*DATA IN THIS EXERCISE*:

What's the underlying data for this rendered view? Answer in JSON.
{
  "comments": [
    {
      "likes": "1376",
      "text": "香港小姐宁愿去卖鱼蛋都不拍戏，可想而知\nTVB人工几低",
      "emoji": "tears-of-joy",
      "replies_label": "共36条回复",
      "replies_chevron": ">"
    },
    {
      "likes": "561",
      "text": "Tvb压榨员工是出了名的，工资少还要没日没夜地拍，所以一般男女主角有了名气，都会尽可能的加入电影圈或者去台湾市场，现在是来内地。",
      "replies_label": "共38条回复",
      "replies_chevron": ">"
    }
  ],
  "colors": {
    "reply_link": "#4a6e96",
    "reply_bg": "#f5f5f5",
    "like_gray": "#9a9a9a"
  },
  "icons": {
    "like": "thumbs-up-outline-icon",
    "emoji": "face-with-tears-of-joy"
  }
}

*WHAT TO DO*: Gather every line containing the word "tears" and copy it.

*SOLUTION TO THE PROBLEM*:
      "emoji": "tears-of-joy",
    "emoji": "face-with-tears-of-joy"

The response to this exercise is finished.